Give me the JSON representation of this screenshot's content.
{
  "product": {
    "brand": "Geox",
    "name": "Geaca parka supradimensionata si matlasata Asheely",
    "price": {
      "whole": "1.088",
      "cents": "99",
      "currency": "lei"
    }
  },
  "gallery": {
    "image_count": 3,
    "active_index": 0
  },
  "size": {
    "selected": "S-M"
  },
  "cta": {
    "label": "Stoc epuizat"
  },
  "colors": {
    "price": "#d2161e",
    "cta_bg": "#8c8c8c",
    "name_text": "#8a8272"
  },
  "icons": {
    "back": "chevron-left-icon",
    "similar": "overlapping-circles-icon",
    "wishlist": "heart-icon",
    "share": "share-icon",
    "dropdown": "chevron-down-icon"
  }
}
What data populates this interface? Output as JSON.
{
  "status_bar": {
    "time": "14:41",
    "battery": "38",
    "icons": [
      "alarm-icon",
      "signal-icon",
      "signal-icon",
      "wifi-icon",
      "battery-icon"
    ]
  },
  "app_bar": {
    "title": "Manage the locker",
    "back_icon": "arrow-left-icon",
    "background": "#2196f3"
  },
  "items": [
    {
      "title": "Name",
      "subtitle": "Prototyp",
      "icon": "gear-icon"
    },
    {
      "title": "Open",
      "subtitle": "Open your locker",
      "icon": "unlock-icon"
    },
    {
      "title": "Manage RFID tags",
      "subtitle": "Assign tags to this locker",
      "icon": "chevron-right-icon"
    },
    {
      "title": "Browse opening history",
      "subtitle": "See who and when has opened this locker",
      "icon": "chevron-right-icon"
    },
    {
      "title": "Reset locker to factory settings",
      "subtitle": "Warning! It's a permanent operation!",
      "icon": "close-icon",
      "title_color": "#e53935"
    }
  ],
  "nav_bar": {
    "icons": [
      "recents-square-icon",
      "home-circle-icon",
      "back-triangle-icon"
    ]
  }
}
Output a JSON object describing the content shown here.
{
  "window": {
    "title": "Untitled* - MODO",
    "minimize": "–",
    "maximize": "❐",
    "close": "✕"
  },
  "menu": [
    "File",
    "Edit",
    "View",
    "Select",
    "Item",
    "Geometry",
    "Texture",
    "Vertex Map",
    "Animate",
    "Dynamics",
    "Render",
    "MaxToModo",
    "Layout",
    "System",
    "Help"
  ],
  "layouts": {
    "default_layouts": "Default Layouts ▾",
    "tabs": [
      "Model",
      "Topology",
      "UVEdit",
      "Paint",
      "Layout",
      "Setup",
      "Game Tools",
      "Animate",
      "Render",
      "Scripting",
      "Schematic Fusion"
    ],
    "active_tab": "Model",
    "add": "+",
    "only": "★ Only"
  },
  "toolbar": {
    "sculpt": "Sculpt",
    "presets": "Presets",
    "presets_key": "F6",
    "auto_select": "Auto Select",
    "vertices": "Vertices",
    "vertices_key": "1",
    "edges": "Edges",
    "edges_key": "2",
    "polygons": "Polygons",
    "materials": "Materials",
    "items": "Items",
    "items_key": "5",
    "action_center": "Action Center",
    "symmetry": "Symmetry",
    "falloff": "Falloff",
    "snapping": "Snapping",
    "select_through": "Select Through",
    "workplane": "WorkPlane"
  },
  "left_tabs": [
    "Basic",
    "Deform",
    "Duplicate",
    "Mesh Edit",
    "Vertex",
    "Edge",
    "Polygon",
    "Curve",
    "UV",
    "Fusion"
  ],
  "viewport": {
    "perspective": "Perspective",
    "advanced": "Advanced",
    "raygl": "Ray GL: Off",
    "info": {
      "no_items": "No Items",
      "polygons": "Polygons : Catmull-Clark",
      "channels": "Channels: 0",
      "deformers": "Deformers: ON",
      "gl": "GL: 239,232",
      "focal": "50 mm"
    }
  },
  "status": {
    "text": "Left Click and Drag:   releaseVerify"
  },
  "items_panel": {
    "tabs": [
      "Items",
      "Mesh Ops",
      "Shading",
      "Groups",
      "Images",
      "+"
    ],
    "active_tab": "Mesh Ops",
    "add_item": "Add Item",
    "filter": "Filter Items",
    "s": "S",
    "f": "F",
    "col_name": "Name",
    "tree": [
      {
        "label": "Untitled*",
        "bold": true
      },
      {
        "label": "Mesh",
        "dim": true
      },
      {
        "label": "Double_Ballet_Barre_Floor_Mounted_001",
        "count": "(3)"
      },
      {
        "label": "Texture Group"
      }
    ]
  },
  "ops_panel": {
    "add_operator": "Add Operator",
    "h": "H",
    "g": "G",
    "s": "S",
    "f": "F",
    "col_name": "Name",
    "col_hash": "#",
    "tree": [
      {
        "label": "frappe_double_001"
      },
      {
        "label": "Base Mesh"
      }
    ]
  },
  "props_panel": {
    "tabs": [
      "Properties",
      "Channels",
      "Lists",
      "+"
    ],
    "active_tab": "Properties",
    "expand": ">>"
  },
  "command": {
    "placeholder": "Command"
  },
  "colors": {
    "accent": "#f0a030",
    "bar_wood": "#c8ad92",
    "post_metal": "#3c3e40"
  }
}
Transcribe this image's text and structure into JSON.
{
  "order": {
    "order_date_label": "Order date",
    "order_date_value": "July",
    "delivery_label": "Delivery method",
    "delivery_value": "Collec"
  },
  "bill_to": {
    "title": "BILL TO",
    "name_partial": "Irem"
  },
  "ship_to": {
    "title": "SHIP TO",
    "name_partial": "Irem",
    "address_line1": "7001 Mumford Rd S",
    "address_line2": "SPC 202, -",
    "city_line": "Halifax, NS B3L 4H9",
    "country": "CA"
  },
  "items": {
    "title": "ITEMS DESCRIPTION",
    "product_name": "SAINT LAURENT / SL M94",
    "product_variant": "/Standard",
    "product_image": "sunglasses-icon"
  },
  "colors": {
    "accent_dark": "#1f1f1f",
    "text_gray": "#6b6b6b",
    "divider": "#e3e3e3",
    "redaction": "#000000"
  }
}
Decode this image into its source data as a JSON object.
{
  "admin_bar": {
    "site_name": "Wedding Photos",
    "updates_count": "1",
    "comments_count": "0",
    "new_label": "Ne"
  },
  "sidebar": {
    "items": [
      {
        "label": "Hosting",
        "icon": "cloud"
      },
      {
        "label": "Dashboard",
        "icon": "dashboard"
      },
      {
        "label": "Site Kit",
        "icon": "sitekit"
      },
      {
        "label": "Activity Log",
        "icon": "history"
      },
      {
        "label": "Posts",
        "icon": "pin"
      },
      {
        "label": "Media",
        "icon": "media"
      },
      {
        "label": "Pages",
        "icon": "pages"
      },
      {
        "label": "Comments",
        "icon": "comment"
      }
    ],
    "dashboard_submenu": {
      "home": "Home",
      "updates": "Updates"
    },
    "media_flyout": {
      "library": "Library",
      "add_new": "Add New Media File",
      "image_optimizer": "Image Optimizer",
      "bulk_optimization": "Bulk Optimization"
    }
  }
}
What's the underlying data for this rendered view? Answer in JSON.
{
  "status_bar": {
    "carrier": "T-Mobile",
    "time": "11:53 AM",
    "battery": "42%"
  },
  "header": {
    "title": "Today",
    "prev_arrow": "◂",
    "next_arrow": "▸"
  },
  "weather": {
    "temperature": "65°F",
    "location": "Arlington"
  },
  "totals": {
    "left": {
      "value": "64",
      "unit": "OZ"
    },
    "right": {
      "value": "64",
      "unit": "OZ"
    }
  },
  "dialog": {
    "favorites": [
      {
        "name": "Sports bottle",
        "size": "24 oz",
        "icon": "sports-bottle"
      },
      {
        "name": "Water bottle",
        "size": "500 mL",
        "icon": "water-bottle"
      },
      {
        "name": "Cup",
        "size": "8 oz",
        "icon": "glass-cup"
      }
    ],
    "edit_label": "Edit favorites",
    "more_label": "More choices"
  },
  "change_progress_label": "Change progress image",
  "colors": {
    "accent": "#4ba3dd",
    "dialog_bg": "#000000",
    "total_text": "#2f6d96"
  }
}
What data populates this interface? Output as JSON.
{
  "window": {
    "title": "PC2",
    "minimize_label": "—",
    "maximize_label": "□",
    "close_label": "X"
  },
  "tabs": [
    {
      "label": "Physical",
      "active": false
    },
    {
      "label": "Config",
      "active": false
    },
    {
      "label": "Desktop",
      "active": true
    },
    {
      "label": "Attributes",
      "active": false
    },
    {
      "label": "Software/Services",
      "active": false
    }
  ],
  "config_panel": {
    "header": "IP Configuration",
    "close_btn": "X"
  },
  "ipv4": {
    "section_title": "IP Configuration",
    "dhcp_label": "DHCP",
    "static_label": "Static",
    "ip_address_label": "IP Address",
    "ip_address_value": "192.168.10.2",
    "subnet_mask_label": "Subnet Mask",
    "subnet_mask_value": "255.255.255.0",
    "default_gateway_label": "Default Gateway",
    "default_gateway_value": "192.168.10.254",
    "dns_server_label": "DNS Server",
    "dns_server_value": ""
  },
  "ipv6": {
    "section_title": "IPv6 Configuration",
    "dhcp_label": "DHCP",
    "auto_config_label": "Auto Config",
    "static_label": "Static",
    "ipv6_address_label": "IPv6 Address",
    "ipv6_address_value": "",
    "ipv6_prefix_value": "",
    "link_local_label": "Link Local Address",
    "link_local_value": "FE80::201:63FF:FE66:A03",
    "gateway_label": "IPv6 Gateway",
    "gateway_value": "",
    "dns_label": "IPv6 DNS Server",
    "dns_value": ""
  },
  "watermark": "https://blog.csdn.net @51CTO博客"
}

☆ ☆ ☆ ☆

### [EXERCISE REQUIREMENTS]
Say how many lines above contain the string "tags". Answer with the number only.

### [FINAL ANSWER]
2